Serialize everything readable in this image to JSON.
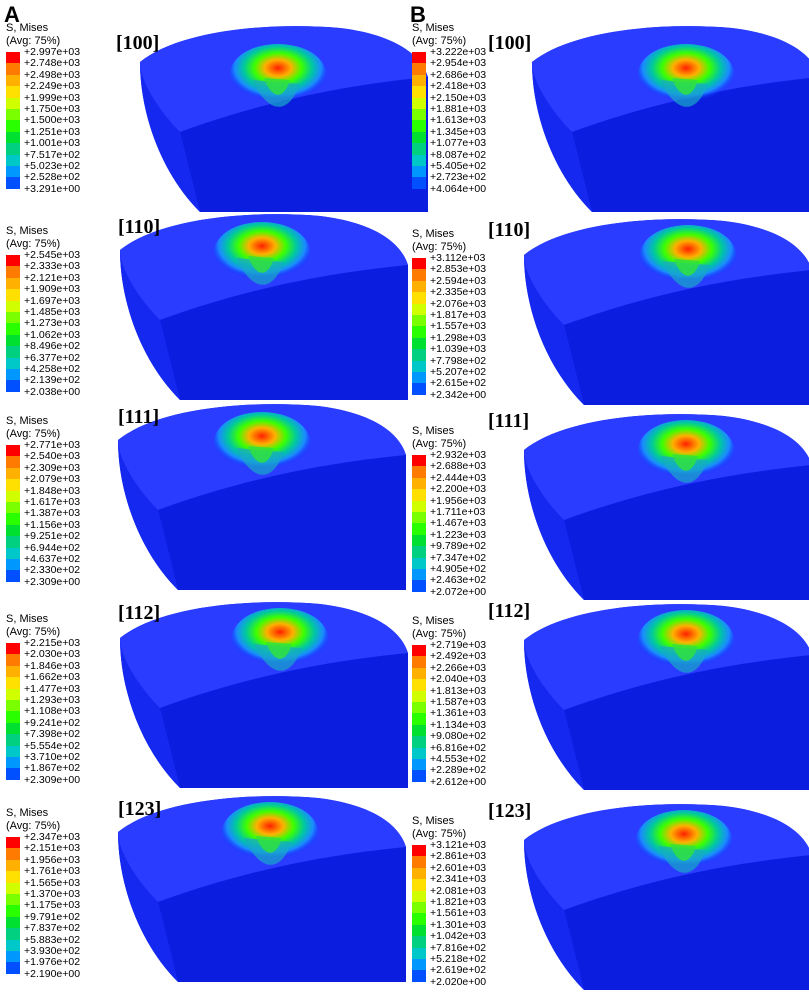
{
  "column_labels": [
    "A",
    "B"
  ],
  "legend_title_line1": "S, Mises",
  "legend_title_line2": "(Avg: 75%)",
  "colors": [
    "#ff0000",
    "#ff7a00",
    "#ffb000",
    "#ffe000",
    "#d0ff00",
    "#7aff00",
    "#2aff00",
    "#00e030",
    "#00d080",
    "#00c8c8",
    "#0098ff",
    "#0050ff",
    "#0000ff"
  ],
  "panels": [
    {
      "id": "A-100",
      "direction": "[100]",
      "values": [
        "+2.997e+03",
        "+2.748e+03",
        "+2.498e+03",
        "+2.249e+03",
        "+1.999e+03",
        "+1.750e+03",
        "+1.500e+03",
        "+1.251e+03",
        "+1.001e+03",
        "+7.517e+02",
        "+5.023e+02",
        "+2.528e+02",
        "+3.291e+00"
      ]
    },
    {
      "id": "A-110",
      "direction": "[110]",
      "values": [
        "+2.545e+03",
        "+2.333e+03",
        "+2.121e+03",
        "+1.909e+03",
        "+1.697e+03",
        "+1.485e+03",
        "+1.273e+03",
        "+1.062e+03",
        "+8.496e+02",
        "+6.377e+02",
        "+4.258e+02",
        "+2.139e+02",
        "+2.038e+00"
      ]
    },
    {
      "id": "A-111",
      "direction": "[111]",
      "values": [
        "+2.771e+03",
        "+2.540e+03",
        "+2.309e+03",
        "+2.079e+03",
        "+1.848e+03",
        "+1.617e+03",
        "+1.387e+03",
        "+1.156e+03",
        "+9.251e+02",
        "+6.944e+02",
        "+4.637e+02",
        "+2.330e+02",
        "+2.309e+00"
      ]
    },
    {
      "id": "A-112",
      "direction": "[112]",
      "values": [
        "+2.215e+03",
        "+2.030e+03",
        "+1.846e+03",
        "+1.662e+03",
        "+1.477e+03",
        "+1.293e+03",
        "+1.108e+03",
        "+9.241e+02",
        "+7.398e+02",
        "+5.554e+02",
        "+3.710e+02",
        "+1.867e+02",
        "+2.309e+00"
      ]
    },
    {
      "id": "A-123",
      "direction": "[123]",
      "values": [
        "+2.347e+03",
        "+2.151e+03",
        "+1.956e+03",
        "+1.761e+03",
        "+1.565e+03",
        "+1.370e+03",
        "+1.175e+03",
        "+9.791e+02",
        "+7.837e+02",
        "+5.883e+02",
        "+3.930e+02",
        "+1.976e+02",
        "+2.190e+00"
      ]
    },
    {
      "id": "B-100",
      "direction": "[100]",
      "values": [
        "+3.222e+03",
        "+2.954e+03",
        "+2.686e+03",
        "+2.418e+03",
        "+2.150e+03",
        "+1.881e+03",
        "+1.613e+03",
        "+1.345e+03",
        "+1.077e+03",
        "+8.087e+02",
        "+5.405e+02",
        "+2.723e+02",
        "+4.064e+00"
      ]
    },
    {
      "id": "B-110",
      "direction": "[110]",
      "values": [
        "+3.112e+03",
        "+2.853e+03",
        "+2.594e+03",
        "+2.335e+03",
        "+2.076e+03",
        "+1.817e+03",
        "+1.557e+03",
        "+1.298e+03",
        "+1.039e+03",
        "+7.798e+02",
        "+5.207e+02",
        "+2.615e+02",
        "+2.342e+00"
      ]
    },
    {
      "id": "B-111",
      "direction": "[111]",
      "values": [
        "+2.932e+03",
        "+2.688e+03",
        "+2.444e+03",
        "+2.200e+03",
        "+1.956e+03",
        "+1.711e+03",
        "+1.467e+03",
        "+1.223e+03",
        "+9.789e+02",
        "+7.347e+02",
        "+4.905e+02",
        "+2.463e+02",
        "+2.072e+00"
      ]
    },
    {
      "id": "B-112",
      "direction": "[112]",
      "values": [
        "+2.719e+03",
        "+2.492e+03",
        "+2.266e+03",
        "+2.040e+03",
        "+1.813e+03",
        "+1.587e+03",
        "+1.361e+03",
        "+1.134e+03",
        "+9.080e+02",
        "+6.816e+02",
        "+4.553e+02",
        "+2.289e+02",
        "+2.612e+00"
      ]
    },
    {
      "id": "B-123",
      "direction": "[123]",
      "values": [
        "+3.121e+03",
        "+2.861e+03",
        "+2.601e+03",
        "+2.341e+03",
        "+2.081e+03",
        "+1.821e+03",
        "+1.561e+03",
        "+1.301e+03",
        "+1.042e+03",
        "+7.816e+02",
        "+5.218e+02",
        "+2.619e+02",
        "+2.020e+00"
      ]
    }
  ]
}
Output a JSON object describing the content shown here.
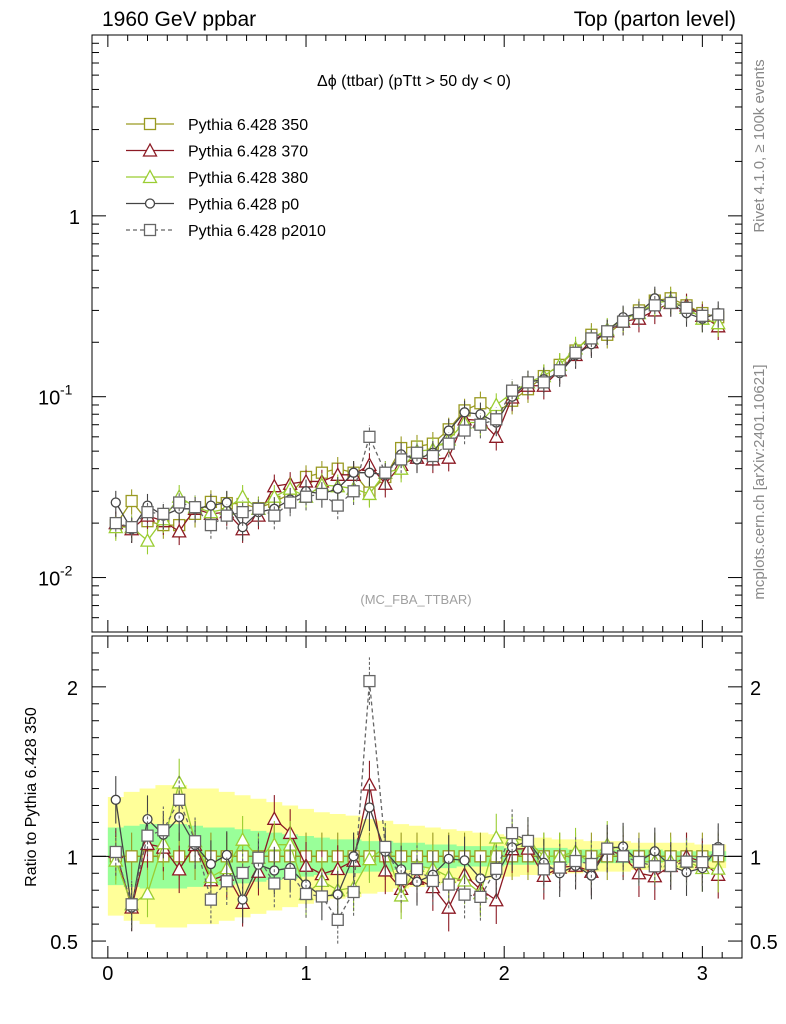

**Problem statement**. Repeat verbatim all the material, but not the pictures.

**Output below**.
Serialize everything readable in this image to JSON.
{
  "column_labels": [
    "A",
    "B"
  ],
  "legend_title_line1": "S, Mises",
  "legend_title_line2": "(Avg: 75%)",
  "colors": [
    "#ff0000",
    "#ff7a00",
    "#ffb000",
    "#ffe000",
    "#d0ff00",
    "#7aff00",
    "#2aff00",
    "#00e030",
    "#00d080",
    "#00c8c8",
    "#0098ff",
    "#0050ff",
    "#0000ff"
  ],
  "panels": [
    {
      "id": "A-100",
      "direction": "[100]",
      "values": [
        "+2.997e+03",
        "+2.748e+03",
        "+2.498e+03",
        "+2.249e+03",
        "+1.999e+03",
        "+1.750e+03",
        "+1.500e+03",
        "+1.251e+03",
        "+1.001e+03",
        "+7.517e+02",
        "+5.023e+02",
        "+2.528e+02",
        "+3.291e+00"
      ]
    },
    {
      "id": "A-110",
      "direction": "[110]",
      "values": [
        "+2.545e+03",
        "+2.333e+03",
        "+2.121e+03",
        "+1.909e+03",
        "+1.697e+03",
        "+1.485e+03",
        "+1.273e+03",
        "+1.062e+03",
        "+8.496e+02",
        "+6.377e+02",
        "+4.258e+02",
        "+2.139e+02",
        "+2.038e+00"
      ]
    },
    {
      "id": "A-111",
      "direction": "[111]",
      "values": [
        "+2.771e+03",
        "+2.540e+03",
        "+2.309e+03",
        "+2.079e+03",
        "+1.848e+03",
        "+1.617e+03",
        "+1.387e+03",
        "+1.156e+03",
        "+9.251e+02",
        "+6.944e+02",
        "+4.637e+02",
        "+2.330e+02",
        "+2.309e+00"
      ]
    },
    {
      "id": "A-112",
      "direction": "[112]",
      "values": [
        "+2.215e+03",
        "+2.030e+03",
        "+1.846e+03",
        "+1.662e+03",
        "+1.477e+03",
        "+1.293e+03",
        "+1.108e+03",
        "+9.241e+02",
        "+7.398e+02",
        "+5.554e+02",
        "+3.710e+02",
        "+1.867e+02",
        "+2.309e+00"
      ]
    },
    {
      "id": "A-123",
      "direction": "[123]",
      "values": [
        "+2.347e+03",
        "+2.151e+03",
        "+1.956e+03",
        "+1.761e+03",
        "+1.565e+03",
        "+1.370e+03",
        "+1.175e+03",
        "+9.791e+02",
        "+7.837e+02",
        "+5.883e+02",
        "+3.930e+02",
        "+1.976e+02",
        "+2.190e+00"
      ]
    },
    {
      "id": "B-100",
      "direction": "[100]",
      "values": [
        "+3.222e+03",
        "+2.954e+03",
        "+2.686e+03",
        "+2.418e+03",
        "+2.150e+03",
        "+1.881e+03",
        "+1.613e+03",
        "+1.345e+03",
        "+1.077e+03",
        "+8.087e+02",
        "+5.405e+02",
        "+2.723e+02",
        "+4.064e+00"
      ]
    },
    {
      "id": "B-110",
      "direction": "[110]",
      "values": [
        "+3.112e+03",
        "+2.853e+03",
        "+2.594e+03",
        "+2.335e+03",
        "+2.076e+03",
        "+1.817e+03",
        "+1.557e+03",
        "+1.298e+03",
        "+1.039e+03",
        "+7.798e+02",
        "+5.207e+02",
        "+2.615e+02",
        "+2.342e+00"
      ]
    },
    {
      "id": "B-111",
      "direction": "[111]",
      "values": [
        "+2.932e+03",
        "+2.688e+03",
        "+2.444e+03",
        "+2.200e+03",
        "+1.956e+03",
        "+1.711e+03",
        "+1.467e+03",
        "+1.223e+03",
        "+9.789e+02",
        "+7.347e+02",
        "+4.905e+02",
        "+2.463e+02",
        "+2.072e+00"
      ]
    },
    {
      "id": "B-112",
      "direction": "[112]",
      "values": [
        "+2.719e+03",
        "+2.492e+03",
        "+2.266e+03",
        "+2.040e+03",
        "+1.813e+03",
        "+1.587e+03",
        "+1.361e+03",
        "+1.134e+03",
        "+9.080e+02",
        "+6.816e+02",
        "+4.553e+02",
        "+2.289e+02",
        "+2.612e+00"
      ]
    },
    {
      "id": "B-123",
      "direction": "[123]",
      "values": [
        "+3.121e+03",
        "+2.861e+03",
        "+2.601e+03",
        "+2.341e+03",
        "+2.081e+03",
        "+1.821e+03",
        "+1.561e+03",
        "+1.301e+03",
        "+1.042e+03",
        "+7.816e+02",
        "+5.218e+02",
        "+2.619e+02",
        "+2.020e+00"
      ]
    }
  ]
}
Output a JSON object describing the content shown here.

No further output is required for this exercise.